### TO DO
Copy each line below that contains "خرداد".

### INPUT

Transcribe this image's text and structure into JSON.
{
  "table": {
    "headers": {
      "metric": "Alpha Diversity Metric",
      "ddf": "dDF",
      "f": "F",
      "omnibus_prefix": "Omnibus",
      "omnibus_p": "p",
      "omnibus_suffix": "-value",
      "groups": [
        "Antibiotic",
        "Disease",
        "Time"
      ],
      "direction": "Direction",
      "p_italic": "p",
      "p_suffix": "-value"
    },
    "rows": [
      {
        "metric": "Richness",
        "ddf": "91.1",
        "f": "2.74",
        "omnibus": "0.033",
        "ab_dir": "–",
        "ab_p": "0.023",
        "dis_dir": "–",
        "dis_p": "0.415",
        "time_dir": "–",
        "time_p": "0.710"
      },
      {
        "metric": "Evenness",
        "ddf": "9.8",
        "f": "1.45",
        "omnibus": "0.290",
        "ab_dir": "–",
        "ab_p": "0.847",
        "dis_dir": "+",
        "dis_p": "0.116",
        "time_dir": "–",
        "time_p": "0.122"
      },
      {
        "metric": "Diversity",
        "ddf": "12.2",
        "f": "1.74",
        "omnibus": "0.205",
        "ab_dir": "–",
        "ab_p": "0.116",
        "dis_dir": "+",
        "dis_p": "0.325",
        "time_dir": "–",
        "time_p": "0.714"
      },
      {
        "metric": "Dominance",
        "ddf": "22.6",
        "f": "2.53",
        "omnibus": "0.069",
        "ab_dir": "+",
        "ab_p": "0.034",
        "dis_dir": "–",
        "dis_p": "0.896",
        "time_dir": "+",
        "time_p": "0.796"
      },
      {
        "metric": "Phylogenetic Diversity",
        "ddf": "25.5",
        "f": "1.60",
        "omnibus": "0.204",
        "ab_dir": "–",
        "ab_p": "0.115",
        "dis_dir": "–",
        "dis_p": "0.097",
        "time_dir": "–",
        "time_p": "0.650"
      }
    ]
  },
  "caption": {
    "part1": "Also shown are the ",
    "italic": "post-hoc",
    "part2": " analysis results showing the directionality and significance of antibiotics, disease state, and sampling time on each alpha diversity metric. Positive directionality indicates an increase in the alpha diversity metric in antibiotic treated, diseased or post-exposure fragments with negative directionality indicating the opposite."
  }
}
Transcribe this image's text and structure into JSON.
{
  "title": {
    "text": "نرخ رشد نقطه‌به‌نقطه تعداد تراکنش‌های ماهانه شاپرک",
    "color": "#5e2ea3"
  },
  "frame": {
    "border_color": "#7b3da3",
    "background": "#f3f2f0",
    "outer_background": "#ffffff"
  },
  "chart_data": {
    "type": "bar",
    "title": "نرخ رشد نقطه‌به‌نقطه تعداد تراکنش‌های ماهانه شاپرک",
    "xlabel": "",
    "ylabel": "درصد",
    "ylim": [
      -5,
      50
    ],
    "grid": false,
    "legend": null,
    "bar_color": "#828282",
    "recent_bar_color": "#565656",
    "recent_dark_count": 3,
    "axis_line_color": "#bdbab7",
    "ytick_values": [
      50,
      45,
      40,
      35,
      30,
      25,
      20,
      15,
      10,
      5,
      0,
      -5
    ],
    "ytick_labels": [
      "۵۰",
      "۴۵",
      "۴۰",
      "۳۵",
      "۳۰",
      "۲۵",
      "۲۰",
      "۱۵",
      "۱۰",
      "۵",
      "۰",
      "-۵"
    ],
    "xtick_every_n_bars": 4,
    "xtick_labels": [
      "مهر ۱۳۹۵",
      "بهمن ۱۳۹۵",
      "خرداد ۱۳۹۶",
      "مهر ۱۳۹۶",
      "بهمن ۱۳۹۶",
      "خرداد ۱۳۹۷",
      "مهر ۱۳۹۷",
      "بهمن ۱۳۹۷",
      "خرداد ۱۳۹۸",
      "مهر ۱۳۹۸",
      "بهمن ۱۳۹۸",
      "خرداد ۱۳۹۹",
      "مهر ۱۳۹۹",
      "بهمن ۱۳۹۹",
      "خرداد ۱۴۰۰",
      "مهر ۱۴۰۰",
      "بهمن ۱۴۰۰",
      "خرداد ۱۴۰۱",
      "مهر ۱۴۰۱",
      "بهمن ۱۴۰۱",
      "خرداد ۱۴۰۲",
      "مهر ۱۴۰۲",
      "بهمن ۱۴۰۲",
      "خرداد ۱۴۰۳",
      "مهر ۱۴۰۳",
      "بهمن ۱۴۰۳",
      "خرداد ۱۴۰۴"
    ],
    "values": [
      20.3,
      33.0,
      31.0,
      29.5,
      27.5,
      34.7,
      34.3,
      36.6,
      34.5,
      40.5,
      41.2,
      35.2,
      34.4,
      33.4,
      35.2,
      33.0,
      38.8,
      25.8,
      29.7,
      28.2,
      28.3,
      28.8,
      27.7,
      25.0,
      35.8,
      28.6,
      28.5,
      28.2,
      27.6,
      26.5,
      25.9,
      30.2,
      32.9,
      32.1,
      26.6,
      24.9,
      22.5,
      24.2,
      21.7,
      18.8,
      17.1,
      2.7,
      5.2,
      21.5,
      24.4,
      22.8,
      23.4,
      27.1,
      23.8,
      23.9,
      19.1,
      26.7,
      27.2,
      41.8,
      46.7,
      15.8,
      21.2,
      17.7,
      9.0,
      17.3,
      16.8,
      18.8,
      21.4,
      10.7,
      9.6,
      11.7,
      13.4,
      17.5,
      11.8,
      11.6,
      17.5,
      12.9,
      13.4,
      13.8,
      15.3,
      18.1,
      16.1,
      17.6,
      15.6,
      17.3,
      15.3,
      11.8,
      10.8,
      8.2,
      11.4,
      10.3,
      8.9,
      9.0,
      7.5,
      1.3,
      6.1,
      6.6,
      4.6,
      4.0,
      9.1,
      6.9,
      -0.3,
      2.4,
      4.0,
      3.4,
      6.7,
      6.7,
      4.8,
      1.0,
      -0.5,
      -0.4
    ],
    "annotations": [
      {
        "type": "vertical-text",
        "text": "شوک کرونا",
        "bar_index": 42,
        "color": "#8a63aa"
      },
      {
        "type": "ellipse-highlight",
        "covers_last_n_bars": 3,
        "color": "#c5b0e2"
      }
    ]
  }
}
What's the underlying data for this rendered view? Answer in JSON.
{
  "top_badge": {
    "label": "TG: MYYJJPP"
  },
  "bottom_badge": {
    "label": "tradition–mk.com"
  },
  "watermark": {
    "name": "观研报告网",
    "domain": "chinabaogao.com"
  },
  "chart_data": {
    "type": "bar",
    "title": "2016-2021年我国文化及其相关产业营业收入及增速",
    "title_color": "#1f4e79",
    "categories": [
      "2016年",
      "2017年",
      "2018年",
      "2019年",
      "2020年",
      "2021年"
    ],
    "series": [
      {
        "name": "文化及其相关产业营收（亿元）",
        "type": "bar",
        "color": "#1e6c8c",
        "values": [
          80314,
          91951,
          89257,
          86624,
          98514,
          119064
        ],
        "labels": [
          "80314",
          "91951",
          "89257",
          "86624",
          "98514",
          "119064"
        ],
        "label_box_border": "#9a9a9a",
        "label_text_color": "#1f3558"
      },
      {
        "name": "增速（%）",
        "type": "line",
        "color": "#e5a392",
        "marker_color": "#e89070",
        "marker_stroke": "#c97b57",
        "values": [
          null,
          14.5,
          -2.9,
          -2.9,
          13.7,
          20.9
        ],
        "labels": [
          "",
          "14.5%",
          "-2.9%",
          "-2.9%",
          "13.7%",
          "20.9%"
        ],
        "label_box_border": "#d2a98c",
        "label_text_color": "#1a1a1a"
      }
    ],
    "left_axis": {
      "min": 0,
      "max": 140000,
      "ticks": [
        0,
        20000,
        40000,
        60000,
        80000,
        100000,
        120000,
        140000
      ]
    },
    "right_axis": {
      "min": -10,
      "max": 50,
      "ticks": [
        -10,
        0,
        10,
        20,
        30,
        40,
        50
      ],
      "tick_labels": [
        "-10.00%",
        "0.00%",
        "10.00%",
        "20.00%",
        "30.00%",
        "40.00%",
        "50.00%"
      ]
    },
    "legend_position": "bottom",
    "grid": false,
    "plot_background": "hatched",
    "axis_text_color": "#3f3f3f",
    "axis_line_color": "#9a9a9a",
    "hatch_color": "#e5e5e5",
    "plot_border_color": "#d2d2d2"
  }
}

### EXPECTED ANSWER
      "خرداد ۱۳۹۶",
      "خرداد ۱۳۹۷",
      "خرداد ۱۳۹۸",
      "خرداد ۱۳۹۹",
      "خرداد ۱۴۰۰",
      "خرداد ۱۴۰۱",
      "خرداد ۱۴۰۲",
      "خرداد ۱۴۰۳",
      "خرداد ۱۴۰۴"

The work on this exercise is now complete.